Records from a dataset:
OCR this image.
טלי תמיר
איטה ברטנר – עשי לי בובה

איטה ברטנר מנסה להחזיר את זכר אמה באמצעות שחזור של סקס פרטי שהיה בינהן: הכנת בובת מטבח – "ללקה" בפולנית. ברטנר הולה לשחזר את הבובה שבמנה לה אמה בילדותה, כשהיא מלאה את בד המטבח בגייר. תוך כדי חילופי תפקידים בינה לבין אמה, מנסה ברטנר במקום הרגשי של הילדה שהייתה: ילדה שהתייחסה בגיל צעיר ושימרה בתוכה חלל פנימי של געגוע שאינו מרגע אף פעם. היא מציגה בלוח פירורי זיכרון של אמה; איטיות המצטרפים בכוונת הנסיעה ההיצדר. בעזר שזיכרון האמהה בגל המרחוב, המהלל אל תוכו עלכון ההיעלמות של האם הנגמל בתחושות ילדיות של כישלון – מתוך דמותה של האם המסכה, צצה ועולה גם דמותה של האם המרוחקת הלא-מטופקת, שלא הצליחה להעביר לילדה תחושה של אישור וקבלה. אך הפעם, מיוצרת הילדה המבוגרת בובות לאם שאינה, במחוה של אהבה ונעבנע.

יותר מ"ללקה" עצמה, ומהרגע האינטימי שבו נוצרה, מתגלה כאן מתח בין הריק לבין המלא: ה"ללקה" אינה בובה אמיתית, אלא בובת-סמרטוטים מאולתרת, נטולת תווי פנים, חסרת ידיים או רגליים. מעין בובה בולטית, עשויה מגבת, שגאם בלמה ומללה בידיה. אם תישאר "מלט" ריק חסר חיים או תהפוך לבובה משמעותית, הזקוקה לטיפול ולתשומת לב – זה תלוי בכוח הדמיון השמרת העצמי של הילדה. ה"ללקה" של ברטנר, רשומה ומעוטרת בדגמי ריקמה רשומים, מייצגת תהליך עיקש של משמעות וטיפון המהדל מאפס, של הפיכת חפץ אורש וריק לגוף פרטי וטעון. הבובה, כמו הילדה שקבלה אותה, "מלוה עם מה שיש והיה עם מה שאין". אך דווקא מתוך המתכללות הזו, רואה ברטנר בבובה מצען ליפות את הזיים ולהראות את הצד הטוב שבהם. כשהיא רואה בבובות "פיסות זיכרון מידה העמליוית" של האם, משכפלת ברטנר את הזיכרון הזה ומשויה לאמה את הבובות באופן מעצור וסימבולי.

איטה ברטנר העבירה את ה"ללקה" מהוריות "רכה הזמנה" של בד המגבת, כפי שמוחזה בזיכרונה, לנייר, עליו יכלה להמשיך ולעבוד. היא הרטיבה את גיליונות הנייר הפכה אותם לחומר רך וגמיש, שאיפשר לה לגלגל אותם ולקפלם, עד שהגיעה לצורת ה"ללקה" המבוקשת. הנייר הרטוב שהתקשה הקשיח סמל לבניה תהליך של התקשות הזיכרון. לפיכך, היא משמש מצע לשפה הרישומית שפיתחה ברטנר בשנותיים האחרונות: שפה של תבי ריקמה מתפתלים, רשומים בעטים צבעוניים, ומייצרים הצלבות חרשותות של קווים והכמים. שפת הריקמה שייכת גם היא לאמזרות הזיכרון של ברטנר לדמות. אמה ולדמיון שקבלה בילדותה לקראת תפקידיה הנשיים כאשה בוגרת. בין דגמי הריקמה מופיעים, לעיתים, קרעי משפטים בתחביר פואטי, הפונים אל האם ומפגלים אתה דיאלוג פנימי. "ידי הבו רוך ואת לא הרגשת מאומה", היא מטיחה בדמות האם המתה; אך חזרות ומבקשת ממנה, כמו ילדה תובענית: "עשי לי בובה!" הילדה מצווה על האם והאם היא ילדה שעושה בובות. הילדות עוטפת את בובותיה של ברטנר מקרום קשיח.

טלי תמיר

Job:
Retype each record exactly, leaving nothing out.

Final result:
OCR this image.
טלי תמיר
איטה ברטנר – עשי לי בובה

איטה ברטנר מנסה להחזיר את זכר אמה באמצעות שחזור של סקס פרטי שהיה בינהן: הכנת בובת מטבח – "ללקה" בפולנית. ברטנר הולה לשחזר את הבובה שבמנה לה אמה בילדותה, כשהיא מלאה את בד המטבח בגייר. תוך כדי חילופי תפקידים בינה לבין אמה, מנסה ברטנר במקום הרגשי של הילדה שהייתה: ילדה שהתייחסה בגיל צעיר ושימרה בתוכה חלל פנימי של געגוע שאינו מרגע אף פעם. היא מציגה בלוח פירורי זיכרון של אמה; איטיות המצטרפים בכוונת הנסיעה ההיצדר. בעזר שזיכרון האמהה בגל המרחוב, המהלל אל תוכו עלכון ההיעלמות של האם הנגמל בתחושות ילדיות של כישלון – מתוך דמותה של האם המסכה, צצה ועולה גם דמותה של האם המרוחקת הלא-מטופקת, שלא הצליחה להעביר לילדה תחושה של אישור וקבלה. אך הפעם, מיוצרת הילדה המבוגרת בובות לאם שאינה, במחוה של אהבה ונעבנע.

יותר מ"ללקה" עצמה, ומהרגע האינטימי שבו נוצרה, מתגלה כאן מתח בין הריק לבין המלא: ה"ללקה" אינה בובה אמיתית, אלא בובת-סמרטוטים מאולתרת, נטולת תווי פנים, חסרת ידיים או רגליים. מעין בובה בולטית, עשויה מגבת, שגאם בלמה ומללה בידיה. אם תישאר "מלט" ריק חסר חיים או תהפוך לבובה משמעותית, הזקוקה לטיפול ולתשומת לב – זה תלוי בכוח הדמיון השמרת העצמי של הילדה. ה"ללקה" של ברטנר, רשומה ומעוטרת בדגמי ריקמה רשומים, מייצגת תהליך עיקש של משמעות וטיפון המהדל מאפס, של הפיכת חפץ אורש וריק לגוף פרטי וטעון. הבובה, כמו הילדה שקבלה אותה, "מלוה עם מה שיש והיה עם מה שאין". אך דווקא מתוך המתכללות הזו, רואה ברטנר בבובה מצען ליפות את הזיים ולהראות את הצד הטוב שבהם. כשהיא רואה בבובות "פיסות זיכרון מידה העמליוית" של האם, משכפלת ברטנר את הזיכרון הזה ומשויה לאמה את הבובות באופן מעצור וסימבולי.

איטה ברטנר העבירה את ה"ללקה" מהוריות "רכה הזמנה" של בד המגבת, כפי שמוחזה בזיכרונה, לנייר, עליו יכלה להמשיך ולעבוד. היא הרטיבה את גיליונות הנייר הפכה אותם לחומר רך וגמיש, שאיפשר לה לגלגל אותם ולקפלם, עד שהגיעה לצורת ה"ללקה" המבוקשת. הנייר הרטוב שהתקשה הקשיח סמל לבניה תהליך של התקשות הזיכרון. לפיכך, היא משמש מצע לשפה הרישומית שפיתחה ברטנר בשנותיים האחרונות: שפה של תבי ריקמה מתפתלים, רשומים בעטים צבעוניים, ומייצרים הצלבות חרשותות של קווים והכמים. שפת הריקמה שייכת גם היא לאמזרות הזיכרון של ברטנר לדמות. אמה ולדמיון שקבלה בילדותה לקראת תפקידיה הנשיים כאשה בוגרת. בין דגמי הריקמה מופיעים, לעיתים, קרעי משפטים בתחביר פואטי, הפונים אל האם ומפגלים אתה דיאלוג פנימי. "ידי הבו רוך ואת לא הרגשת מאומה", היא מטיחה בדמות האם המתה; אך חזרות ומבקשת ממנה, כמו ילדה תובענית: "עשי לי בובה!" הילדה מצווה על האם והאם היא ילדה שעושה בובות. הילדות עוטפת את בובותיה של ברטנר מקרום קשיח.

טלי תמיר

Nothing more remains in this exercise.